#### Work to complete
Scan the data below and pick out the lines containing the word "generated".
>> begin Material
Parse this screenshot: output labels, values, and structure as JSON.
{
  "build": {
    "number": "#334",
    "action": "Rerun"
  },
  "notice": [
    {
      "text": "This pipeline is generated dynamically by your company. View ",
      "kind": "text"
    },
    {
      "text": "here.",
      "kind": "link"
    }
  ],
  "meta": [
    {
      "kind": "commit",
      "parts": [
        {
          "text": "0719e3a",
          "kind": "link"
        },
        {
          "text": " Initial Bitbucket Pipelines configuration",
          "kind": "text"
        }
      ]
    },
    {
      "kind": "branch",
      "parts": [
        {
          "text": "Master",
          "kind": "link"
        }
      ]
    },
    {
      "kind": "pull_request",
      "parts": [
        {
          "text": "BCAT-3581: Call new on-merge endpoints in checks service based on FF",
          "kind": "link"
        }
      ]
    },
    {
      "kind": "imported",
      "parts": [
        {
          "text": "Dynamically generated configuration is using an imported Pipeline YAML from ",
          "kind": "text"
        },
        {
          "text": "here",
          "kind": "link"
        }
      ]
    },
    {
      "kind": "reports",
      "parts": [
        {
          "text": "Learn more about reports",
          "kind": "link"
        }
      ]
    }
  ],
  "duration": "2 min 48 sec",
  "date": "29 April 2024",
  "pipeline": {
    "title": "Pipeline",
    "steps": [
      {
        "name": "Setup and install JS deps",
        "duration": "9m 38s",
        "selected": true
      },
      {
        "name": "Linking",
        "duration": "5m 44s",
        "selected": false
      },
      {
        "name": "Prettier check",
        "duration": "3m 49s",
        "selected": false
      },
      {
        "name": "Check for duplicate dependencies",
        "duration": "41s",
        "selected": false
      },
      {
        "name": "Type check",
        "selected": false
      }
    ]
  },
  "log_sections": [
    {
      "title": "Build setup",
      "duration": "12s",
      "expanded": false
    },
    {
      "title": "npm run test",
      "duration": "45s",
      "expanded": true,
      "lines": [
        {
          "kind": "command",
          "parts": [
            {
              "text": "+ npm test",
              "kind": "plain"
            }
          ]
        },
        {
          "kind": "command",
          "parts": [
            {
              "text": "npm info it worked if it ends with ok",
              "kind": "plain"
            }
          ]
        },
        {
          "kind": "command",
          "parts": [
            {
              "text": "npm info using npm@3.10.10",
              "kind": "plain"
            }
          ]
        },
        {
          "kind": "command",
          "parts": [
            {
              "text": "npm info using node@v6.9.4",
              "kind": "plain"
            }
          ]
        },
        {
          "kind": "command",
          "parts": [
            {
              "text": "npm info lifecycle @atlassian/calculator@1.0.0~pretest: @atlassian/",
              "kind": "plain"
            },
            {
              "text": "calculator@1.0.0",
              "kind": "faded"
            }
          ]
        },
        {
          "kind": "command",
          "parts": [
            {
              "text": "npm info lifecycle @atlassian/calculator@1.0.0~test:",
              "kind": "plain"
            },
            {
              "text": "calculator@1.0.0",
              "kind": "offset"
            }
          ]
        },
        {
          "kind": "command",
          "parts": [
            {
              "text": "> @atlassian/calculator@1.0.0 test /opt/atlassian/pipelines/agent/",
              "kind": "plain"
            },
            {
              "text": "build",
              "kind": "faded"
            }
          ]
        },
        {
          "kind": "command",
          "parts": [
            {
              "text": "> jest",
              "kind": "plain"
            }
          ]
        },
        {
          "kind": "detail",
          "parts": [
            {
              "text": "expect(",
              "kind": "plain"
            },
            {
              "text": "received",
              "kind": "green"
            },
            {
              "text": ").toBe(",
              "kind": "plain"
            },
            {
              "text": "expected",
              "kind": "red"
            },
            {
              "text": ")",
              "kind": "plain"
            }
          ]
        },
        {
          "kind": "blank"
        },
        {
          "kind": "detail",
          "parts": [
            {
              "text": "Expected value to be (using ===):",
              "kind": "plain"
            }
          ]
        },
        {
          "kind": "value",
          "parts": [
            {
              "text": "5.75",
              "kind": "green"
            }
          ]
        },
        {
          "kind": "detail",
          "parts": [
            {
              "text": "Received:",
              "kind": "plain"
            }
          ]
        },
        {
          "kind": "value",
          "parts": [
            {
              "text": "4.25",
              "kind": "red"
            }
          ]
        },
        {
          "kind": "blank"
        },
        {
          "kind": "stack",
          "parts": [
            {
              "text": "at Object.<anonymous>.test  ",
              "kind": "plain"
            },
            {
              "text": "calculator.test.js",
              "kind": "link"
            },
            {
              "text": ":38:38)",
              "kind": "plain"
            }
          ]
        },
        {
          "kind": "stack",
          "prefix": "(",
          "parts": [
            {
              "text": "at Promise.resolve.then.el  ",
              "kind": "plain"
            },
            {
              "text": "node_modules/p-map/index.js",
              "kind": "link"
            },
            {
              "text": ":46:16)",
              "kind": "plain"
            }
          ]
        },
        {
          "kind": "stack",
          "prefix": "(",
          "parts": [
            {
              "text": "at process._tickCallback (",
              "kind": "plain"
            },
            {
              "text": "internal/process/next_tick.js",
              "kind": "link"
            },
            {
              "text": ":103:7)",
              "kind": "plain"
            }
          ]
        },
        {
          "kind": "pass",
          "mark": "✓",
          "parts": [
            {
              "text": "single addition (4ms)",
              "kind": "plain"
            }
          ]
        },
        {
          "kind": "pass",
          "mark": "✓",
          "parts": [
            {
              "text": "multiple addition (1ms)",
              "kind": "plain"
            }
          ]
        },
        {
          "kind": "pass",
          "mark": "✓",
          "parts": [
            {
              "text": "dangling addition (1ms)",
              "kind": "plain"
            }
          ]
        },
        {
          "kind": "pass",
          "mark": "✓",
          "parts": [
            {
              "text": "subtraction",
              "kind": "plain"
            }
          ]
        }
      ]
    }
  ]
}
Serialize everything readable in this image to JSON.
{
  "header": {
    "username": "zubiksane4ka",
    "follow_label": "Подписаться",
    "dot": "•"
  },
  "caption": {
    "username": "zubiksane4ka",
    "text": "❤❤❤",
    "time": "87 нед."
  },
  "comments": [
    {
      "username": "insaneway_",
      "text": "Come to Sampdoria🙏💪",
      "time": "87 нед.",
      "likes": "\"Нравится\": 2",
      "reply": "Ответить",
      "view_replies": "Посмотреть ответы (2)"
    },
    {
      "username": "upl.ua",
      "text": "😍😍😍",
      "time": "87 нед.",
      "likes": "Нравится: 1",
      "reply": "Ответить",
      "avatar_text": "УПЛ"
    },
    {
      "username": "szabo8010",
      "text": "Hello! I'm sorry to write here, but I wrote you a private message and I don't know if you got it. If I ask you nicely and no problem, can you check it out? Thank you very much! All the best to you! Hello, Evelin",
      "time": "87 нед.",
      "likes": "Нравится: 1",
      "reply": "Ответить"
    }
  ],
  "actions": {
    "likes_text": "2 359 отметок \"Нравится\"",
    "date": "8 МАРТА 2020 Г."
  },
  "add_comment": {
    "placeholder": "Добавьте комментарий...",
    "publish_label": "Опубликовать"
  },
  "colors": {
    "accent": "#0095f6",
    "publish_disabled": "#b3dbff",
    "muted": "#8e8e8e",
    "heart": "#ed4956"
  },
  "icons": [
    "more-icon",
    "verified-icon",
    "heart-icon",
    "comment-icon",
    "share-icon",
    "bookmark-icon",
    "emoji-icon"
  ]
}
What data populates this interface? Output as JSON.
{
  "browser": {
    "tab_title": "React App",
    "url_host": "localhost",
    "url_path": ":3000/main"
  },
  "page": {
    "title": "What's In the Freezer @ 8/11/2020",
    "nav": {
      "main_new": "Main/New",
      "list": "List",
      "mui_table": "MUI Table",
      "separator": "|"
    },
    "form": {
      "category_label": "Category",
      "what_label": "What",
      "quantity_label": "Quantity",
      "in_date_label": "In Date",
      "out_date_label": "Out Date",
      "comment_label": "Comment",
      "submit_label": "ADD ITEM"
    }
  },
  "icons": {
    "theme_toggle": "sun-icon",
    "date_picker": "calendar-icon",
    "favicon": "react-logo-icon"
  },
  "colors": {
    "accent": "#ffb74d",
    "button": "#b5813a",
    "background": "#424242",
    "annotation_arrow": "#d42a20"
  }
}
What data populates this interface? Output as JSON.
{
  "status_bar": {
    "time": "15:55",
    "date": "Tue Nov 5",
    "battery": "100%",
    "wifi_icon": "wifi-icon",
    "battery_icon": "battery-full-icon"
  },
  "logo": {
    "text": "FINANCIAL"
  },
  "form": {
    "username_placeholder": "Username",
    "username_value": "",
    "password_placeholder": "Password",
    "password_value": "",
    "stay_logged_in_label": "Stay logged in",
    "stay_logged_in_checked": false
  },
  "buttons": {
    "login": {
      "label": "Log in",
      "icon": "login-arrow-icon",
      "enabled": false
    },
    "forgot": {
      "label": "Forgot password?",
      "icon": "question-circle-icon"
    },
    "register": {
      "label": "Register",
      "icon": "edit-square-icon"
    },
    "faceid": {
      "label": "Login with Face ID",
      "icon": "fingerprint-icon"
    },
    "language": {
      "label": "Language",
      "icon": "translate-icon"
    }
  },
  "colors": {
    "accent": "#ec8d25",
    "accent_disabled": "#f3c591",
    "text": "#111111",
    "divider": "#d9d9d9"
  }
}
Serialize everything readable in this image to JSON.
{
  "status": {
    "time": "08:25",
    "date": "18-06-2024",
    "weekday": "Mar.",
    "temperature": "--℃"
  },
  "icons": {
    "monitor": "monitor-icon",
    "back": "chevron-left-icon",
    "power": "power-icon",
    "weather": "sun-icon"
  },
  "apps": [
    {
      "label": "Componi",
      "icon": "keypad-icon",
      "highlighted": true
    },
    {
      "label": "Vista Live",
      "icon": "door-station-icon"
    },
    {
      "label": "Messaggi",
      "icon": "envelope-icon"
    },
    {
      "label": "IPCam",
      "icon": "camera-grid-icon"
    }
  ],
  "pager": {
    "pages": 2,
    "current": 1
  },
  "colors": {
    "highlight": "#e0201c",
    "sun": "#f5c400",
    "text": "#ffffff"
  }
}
>> end Material
#### Output for this task
      "text": "This pipeline is generated dynamically by your company. View ",
          "text": "Dynamically generated configuration is using an imported Pipeline YAML from ",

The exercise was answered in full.